══ Provided records

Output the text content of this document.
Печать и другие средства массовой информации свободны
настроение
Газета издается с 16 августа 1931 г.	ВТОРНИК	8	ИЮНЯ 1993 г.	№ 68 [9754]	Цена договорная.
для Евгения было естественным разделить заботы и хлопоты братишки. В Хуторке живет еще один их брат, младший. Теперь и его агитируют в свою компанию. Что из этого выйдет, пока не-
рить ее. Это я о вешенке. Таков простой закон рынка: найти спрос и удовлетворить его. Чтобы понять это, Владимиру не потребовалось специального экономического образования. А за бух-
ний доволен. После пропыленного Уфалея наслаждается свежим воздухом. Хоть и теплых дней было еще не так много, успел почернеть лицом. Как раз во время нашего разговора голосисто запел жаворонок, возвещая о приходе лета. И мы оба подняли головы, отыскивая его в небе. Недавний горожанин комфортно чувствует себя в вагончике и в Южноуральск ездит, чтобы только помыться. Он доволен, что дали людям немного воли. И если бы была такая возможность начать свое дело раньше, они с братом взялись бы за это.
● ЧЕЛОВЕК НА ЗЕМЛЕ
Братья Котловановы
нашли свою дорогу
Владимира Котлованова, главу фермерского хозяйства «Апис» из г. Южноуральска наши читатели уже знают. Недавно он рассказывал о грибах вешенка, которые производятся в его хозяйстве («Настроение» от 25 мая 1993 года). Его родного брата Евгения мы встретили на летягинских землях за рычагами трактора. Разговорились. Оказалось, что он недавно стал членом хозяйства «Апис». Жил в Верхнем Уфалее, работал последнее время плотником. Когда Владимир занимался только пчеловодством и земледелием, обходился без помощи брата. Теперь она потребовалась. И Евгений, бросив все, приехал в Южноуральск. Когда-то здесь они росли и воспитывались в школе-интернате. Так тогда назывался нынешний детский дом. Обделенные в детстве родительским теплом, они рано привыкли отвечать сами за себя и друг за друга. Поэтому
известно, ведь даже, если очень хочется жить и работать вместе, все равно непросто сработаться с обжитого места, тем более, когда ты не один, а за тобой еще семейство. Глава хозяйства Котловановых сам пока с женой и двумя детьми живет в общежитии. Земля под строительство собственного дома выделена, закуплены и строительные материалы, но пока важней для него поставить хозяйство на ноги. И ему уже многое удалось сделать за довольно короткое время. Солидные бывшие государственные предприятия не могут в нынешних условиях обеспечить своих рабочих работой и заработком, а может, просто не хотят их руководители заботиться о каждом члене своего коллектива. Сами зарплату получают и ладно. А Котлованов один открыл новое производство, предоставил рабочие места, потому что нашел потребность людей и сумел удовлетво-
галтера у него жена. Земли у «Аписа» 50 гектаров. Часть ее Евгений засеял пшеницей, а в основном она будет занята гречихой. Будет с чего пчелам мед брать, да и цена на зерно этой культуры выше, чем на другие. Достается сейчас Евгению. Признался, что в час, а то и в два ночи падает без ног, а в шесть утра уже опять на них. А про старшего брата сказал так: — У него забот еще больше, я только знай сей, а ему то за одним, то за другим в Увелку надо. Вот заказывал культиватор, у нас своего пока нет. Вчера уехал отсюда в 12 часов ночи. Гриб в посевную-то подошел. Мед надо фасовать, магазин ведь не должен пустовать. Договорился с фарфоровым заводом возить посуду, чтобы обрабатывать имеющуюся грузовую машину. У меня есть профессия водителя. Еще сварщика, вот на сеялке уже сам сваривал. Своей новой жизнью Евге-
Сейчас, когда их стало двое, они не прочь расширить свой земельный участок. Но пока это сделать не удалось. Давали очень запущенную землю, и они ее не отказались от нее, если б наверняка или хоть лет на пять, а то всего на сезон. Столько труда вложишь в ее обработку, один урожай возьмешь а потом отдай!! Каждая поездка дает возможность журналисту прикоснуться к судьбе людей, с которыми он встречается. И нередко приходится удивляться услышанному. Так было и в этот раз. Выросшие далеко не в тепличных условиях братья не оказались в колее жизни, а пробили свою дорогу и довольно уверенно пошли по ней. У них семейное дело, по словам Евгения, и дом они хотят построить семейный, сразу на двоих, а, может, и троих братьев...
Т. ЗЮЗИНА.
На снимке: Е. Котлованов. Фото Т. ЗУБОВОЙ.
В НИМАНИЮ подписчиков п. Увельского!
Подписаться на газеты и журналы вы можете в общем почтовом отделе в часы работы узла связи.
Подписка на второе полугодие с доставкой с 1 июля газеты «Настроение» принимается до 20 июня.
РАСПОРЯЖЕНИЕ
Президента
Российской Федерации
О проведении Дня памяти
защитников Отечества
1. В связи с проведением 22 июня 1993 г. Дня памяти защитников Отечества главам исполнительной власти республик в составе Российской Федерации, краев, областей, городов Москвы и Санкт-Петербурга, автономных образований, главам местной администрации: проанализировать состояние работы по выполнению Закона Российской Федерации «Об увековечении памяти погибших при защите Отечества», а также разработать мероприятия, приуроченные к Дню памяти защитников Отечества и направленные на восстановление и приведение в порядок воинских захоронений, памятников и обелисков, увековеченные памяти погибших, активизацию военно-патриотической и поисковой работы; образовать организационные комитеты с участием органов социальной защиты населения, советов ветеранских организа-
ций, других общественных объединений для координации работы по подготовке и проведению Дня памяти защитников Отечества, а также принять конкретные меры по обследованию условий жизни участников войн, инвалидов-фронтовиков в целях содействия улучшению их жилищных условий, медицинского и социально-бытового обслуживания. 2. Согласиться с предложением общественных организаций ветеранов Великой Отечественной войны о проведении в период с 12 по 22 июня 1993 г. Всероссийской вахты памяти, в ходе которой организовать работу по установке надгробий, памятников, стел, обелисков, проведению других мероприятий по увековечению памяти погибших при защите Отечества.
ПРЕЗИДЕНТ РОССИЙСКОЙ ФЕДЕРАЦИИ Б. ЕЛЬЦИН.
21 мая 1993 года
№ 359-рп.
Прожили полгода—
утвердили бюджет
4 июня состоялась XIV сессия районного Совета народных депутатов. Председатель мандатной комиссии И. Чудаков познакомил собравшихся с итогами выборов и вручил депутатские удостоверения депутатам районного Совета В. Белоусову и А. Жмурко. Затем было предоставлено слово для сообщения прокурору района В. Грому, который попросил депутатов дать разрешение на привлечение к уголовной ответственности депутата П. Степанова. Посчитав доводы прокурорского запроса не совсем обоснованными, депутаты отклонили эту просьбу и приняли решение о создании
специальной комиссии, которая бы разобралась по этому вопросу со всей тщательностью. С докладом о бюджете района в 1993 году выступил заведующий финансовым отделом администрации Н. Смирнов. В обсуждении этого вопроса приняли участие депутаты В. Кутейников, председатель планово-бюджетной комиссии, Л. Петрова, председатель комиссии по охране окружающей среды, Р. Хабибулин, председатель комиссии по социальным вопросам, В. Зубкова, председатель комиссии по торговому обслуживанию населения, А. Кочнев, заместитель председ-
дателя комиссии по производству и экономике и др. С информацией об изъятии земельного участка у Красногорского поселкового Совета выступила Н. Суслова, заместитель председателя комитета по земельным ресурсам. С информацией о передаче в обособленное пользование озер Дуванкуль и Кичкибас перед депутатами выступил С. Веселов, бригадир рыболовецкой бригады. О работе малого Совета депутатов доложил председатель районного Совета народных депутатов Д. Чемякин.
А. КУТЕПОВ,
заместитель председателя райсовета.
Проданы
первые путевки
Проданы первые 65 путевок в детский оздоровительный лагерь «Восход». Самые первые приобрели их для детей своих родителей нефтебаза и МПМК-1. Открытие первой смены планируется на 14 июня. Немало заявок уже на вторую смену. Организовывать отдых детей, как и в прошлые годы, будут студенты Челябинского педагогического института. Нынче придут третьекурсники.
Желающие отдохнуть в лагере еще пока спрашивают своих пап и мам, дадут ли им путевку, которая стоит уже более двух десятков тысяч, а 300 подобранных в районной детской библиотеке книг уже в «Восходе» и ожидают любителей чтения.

════

> **What you are asked to do**
Read the data above and count the lines that include "которая". Answer only with the count.

> **Reply**
2